* Begin Data entries *

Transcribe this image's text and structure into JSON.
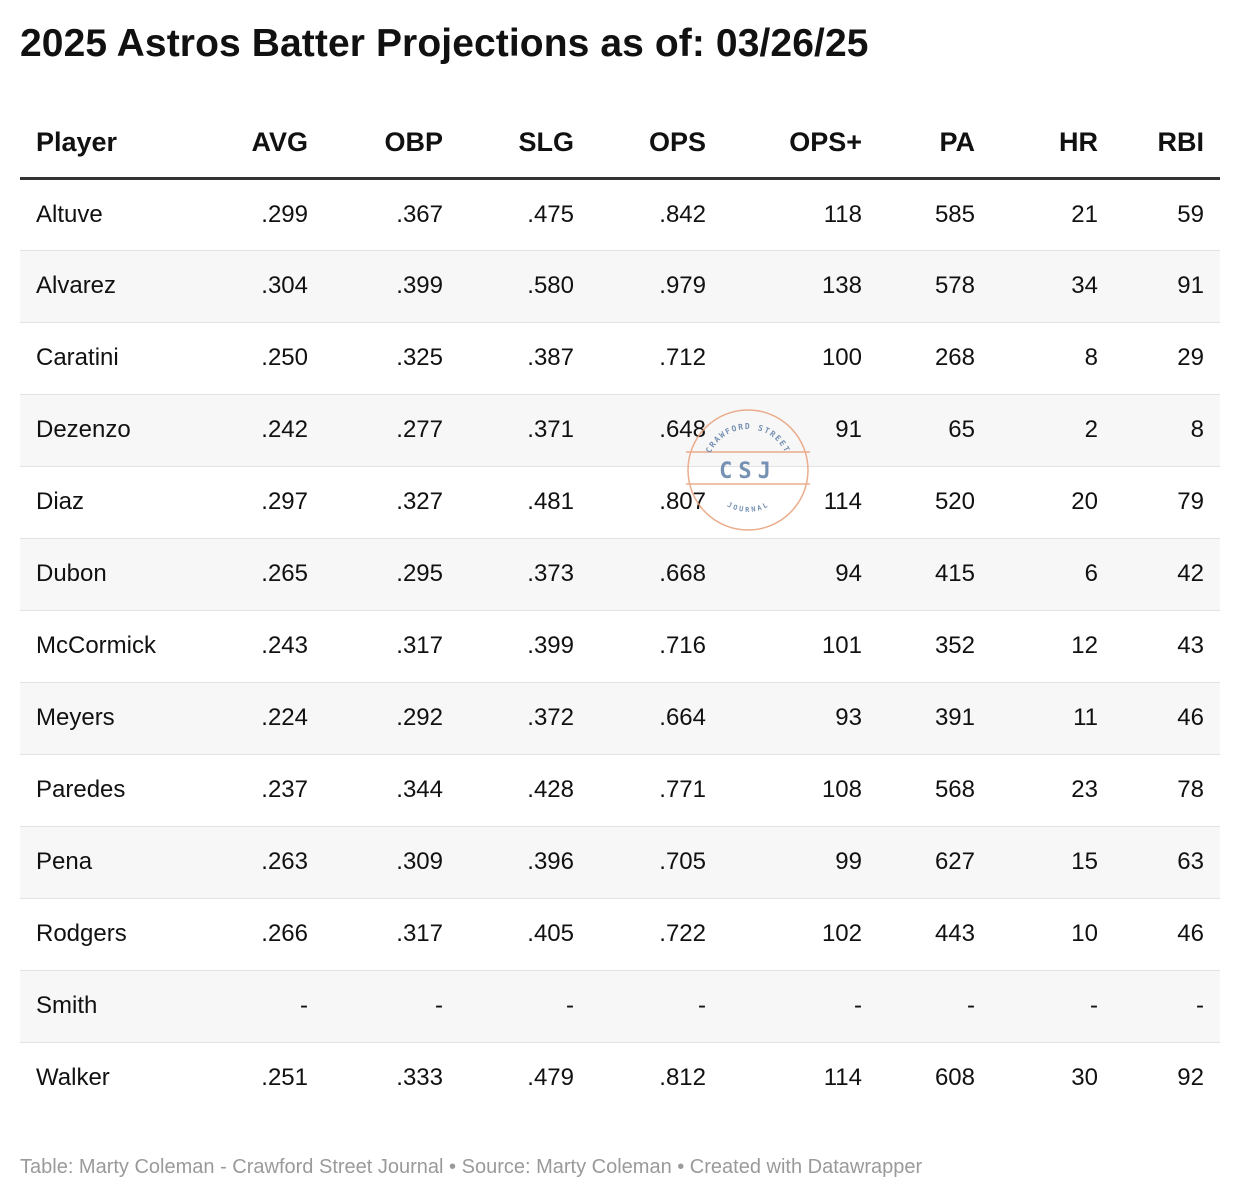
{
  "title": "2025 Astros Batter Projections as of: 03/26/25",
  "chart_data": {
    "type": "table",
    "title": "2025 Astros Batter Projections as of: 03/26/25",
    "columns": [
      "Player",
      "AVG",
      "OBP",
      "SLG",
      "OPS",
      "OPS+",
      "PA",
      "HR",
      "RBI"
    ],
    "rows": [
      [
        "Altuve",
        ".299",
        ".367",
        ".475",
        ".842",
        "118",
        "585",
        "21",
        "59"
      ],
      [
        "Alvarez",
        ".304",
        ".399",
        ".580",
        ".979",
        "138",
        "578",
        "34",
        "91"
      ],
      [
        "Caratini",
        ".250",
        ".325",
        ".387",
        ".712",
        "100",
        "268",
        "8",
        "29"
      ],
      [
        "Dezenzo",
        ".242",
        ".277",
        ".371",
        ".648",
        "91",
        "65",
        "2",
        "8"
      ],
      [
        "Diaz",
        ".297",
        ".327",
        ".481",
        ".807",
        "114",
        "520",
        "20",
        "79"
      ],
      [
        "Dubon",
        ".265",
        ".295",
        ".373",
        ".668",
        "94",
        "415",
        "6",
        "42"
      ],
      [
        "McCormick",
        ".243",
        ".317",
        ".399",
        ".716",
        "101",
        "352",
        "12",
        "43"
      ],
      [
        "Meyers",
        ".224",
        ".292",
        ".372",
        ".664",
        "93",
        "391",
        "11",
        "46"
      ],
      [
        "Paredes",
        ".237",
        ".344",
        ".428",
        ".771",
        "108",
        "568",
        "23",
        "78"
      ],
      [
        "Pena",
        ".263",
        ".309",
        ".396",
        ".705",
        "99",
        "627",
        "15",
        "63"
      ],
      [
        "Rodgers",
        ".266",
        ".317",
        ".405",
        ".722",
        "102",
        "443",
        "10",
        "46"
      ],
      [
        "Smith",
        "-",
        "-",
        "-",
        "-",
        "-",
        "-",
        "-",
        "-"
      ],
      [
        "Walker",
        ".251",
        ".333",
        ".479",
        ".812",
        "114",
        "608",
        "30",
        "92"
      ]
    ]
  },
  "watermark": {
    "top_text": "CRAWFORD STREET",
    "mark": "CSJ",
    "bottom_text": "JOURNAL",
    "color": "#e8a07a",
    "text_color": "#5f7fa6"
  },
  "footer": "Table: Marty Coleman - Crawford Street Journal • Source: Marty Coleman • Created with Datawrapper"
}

* End Data entries *
* Begin Data entries *

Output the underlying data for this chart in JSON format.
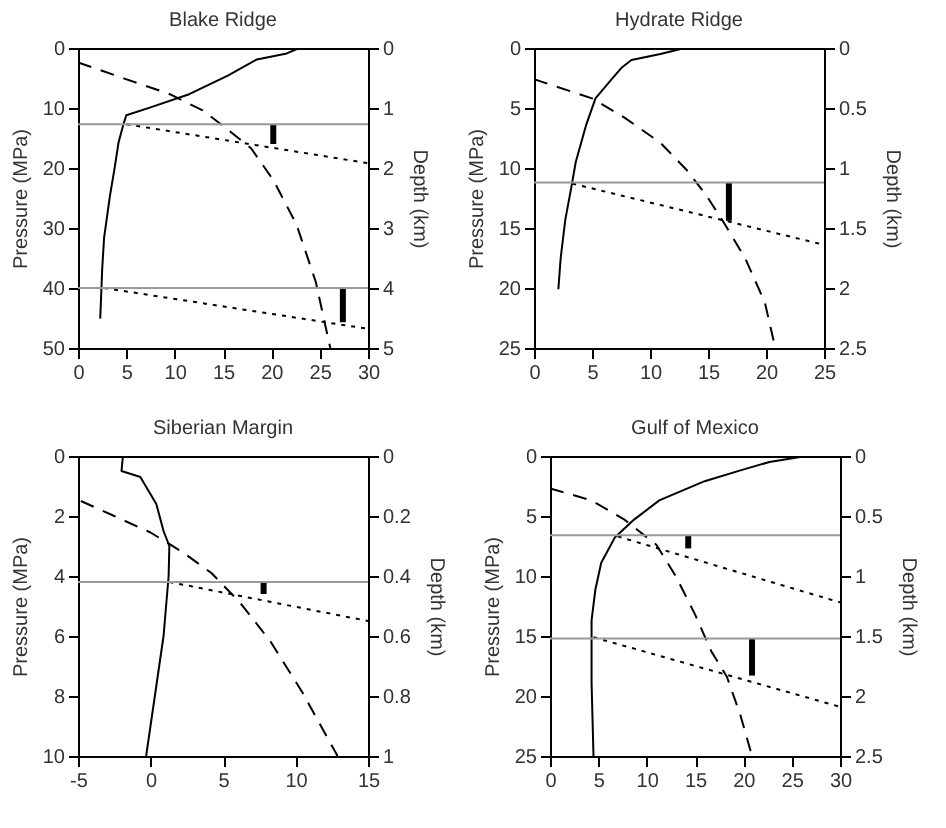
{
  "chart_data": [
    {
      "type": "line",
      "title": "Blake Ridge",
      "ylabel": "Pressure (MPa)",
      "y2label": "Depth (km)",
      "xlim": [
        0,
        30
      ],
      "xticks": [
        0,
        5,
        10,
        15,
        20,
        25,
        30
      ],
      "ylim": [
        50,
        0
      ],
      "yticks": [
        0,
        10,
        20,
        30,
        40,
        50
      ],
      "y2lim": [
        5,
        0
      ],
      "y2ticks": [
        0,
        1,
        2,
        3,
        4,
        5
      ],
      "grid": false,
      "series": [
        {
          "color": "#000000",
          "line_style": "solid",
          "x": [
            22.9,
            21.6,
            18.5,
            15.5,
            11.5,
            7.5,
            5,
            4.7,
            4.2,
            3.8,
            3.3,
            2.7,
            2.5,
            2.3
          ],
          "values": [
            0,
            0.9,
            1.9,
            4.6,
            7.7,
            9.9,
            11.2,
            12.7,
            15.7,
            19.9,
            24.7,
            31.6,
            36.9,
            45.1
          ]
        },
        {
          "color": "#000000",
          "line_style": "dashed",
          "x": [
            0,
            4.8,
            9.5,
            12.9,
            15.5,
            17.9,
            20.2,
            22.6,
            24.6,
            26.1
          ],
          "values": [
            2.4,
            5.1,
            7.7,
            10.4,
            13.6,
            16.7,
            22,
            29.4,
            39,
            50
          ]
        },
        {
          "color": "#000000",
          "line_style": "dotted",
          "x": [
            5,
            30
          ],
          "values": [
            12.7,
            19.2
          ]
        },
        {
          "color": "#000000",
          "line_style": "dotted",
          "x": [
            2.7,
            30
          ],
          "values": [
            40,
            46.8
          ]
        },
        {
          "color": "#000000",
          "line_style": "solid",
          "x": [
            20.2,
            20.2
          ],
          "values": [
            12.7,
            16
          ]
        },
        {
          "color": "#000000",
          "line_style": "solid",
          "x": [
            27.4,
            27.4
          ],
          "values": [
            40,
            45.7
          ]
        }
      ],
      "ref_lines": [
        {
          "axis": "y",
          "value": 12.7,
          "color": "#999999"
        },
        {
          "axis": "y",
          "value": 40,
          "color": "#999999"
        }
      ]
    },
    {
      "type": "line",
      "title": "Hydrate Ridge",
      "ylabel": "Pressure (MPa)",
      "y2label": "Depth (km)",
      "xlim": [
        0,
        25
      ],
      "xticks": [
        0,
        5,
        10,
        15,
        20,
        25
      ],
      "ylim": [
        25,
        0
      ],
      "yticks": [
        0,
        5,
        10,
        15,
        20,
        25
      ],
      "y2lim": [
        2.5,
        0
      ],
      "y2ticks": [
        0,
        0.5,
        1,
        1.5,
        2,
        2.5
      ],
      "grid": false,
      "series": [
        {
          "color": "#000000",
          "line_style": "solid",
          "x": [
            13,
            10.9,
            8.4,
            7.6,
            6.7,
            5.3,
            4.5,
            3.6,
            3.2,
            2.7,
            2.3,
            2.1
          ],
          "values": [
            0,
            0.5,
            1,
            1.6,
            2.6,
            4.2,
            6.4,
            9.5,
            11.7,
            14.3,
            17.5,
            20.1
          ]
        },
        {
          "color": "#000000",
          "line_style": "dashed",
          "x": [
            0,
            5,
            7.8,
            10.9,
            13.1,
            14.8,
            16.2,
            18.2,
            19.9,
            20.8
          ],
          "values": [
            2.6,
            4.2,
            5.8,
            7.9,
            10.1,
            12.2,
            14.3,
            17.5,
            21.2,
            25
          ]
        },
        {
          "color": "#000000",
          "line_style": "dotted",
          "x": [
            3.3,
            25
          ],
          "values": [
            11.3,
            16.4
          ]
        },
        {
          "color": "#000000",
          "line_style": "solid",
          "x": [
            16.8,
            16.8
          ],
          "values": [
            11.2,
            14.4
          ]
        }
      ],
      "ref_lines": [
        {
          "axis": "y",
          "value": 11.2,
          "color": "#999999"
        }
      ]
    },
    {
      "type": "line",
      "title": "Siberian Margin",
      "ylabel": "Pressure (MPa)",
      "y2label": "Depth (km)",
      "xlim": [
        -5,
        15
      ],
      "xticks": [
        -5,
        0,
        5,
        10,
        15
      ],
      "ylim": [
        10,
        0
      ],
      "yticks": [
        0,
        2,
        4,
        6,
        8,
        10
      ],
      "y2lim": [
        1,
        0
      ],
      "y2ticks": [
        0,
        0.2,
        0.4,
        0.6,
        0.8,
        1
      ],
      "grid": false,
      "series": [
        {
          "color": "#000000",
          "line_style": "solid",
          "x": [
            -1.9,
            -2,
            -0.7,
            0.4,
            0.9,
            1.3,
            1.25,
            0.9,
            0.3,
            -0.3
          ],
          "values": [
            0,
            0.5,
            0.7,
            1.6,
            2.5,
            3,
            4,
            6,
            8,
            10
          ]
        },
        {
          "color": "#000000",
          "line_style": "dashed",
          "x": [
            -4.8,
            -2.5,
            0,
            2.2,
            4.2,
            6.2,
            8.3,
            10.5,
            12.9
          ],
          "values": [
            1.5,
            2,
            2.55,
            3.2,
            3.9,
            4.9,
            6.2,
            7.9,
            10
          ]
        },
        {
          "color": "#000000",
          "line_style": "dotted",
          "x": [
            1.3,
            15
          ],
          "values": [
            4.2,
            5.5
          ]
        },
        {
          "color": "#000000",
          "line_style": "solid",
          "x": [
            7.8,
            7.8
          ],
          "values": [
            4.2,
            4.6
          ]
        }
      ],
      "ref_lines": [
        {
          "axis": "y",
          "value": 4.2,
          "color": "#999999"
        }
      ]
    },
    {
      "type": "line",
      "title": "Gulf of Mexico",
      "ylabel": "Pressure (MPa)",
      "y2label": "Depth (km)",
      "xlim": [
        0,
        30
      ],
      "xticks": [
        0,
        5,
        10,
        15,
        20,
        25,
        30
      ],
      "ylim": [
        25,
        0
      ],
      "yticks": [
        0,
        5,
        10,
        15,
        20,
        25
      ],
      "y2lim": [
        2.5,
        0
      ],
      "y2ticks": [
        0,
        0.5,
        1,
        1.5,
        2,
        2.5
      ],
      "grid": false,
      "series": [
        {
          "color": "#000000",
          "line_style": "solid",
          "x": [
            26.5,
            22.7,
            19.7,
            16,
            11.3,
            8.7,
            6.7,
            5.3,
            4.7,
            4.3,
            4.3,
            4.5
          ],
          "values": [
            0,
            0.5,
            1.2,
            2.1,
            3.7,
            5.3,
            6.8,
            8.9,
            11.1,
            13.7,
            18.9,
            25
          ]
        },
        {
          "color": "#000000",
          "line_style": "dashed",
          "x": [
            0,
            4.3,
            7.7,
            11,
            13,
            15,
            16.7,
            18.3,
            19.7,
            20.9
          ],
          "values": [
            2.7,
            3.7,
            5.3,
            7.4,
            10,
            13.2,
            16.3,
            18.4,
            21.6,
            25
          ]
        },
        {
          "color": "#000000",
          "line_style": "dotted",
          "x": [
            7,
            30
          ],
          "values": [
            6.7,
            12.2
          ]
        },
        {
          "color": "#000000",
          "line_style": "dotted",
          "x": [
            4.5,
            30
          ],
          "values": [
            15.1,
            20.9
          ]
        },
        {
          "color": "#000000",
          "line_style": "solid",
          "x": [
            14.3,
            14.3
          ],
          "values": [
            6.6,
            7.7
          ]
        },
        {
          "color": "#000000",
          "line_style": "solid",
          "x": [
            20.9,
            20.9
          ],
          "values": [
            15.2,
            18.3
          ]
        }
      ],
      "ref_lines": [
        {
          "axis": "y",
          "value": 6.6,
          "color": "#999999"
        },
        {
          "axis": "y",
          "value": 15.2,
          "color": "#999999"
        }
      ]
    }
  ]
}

* End Data entries *
* Begin Data entries *

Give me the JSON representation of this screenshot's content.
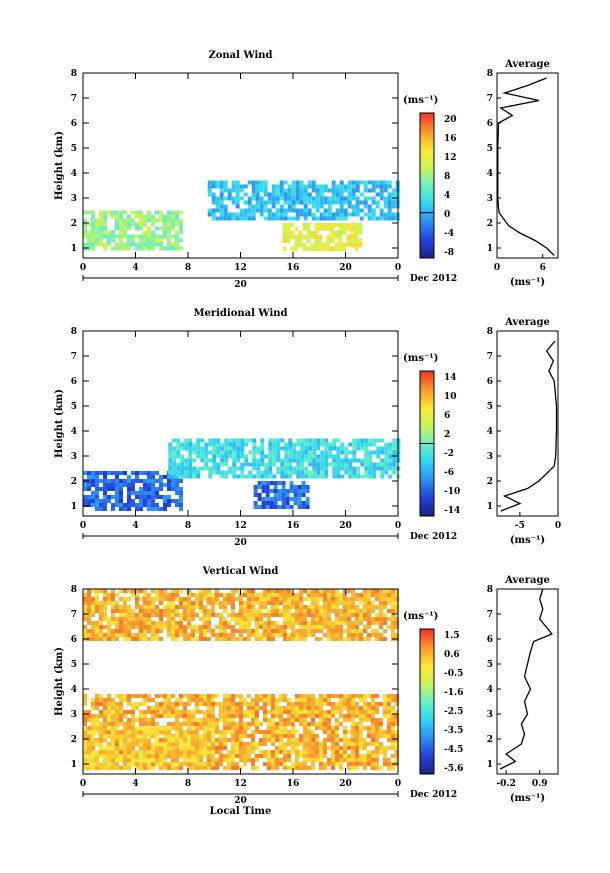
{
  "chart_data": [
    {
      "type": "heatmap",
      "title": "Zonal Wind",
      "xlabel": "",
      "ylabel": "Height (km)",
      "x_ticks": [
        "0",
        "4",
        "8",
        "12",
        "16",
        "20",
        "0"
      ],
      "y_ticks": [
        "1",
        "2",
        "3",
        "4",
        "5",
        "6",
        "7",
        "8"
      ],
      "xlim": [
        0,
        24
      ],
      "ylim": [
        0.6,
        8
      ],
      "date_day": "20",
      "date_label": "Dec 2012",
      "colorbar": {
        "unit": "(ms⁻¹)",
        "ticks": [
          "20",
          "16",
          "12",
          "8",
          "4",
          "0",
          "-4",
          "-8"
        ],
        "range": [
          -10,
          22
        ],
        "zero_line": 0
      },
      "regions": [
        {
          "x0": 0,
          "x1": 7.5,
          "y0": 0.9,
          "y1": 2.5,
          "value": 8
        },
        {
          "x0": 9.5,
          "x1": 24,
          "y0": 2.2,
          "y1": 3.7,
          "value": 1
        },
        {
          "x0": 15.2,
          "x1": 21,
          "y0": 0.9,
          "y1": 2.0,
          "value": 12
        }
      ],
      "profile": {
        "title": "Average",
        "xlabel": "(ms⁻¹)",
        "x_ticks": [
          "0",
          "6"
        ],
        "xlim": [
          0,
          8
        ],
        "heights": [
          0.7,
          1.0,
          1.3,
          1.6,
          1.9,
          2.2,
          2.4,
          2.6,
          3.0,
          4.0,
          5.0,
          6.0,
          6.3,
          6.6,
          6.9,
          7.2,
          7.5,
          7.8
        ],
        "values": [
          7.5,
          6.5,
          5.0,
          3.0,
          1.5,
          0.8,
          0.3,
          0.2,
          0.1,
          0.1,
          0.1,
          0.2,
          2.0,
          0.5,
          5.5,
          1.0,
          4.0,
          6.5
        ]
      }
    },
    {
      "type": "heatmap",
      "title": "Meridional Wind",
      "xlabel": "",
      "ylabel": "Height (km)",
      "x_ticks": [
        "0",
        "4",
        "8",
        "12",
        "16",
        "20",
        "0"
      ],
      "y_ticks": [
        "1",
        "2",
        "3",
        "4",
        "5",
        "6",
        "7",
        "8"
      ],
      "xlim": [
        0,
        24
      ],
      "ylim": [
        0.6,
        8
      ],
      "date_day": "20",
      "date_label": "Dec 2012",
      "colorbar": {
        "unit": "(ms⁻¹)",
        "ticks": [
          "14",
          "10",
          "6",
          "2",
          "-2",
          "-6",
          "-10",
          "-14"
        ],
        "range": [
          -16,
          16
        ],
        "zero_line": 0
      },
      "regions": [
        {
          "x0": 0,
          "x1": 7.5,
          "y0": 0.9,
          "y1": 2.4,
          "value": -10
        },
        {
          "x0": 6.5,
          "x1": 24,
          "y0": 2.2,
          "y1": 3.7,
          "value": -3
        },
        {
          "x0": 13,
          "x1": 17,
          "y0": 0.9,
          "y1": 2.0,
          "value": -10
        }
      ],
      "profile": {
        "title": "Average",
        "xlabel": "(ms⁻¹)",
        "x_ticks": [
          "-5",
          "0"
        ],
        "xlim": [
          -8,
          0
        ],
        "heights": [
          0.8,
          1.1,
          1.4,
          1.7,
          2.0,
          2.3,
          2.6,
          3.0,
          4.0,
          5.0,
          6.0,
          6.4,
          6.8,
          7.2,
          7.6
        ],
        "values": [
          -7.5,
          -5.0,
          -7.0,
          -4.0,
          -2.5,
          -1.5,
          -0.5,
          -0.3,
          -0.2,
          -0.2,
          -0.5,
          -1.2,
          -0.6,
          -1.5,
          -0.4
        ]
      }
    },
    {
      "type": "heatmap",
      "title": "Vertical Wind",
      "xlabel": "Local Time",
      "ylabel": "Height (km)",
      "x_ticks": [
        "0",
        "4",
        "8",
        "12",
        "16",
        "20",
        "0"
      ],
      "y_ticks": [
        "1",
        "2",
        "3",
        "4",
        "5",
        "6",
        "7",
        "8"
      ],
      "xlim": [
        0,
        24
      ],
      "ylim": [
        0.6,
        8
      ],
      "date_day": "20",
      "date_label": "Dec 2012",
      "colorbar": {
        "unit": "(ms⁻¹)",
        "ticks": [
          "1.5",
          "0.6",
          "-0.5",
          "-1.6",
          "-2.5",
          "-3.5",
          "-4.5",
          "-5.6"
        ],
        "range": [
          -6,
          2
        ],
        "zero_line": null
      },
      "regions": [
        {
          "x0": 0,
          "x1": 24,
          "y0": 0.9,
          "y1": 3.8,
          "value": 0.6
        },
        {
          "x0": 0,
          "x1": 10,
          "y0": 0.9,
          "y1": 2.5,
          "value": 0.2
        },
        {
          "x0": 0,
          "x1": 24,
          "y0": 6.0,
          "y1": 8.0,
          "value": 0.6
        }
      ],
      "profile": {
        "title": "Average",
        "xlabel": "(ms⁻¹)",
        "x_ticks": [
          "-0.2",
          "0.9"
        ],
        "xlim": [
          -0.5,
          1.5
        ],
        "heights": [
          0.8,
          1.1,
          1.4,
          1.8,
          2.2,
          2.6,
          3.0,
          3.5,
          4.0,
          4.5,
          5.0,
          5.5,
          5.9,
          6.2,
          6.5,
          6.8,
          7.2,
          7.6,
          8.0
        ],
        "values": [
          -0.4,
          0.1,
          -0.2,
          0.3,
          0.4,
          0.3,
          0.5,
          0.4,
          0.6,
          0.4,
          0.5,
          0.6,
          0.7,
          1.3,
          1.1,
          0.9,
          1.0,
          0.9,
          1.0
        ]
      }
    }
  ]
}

* End Data entries *

Return all lines containing "Ridge".

      "title": "Blake Ridge",
      "title": "Hydrate Ridge",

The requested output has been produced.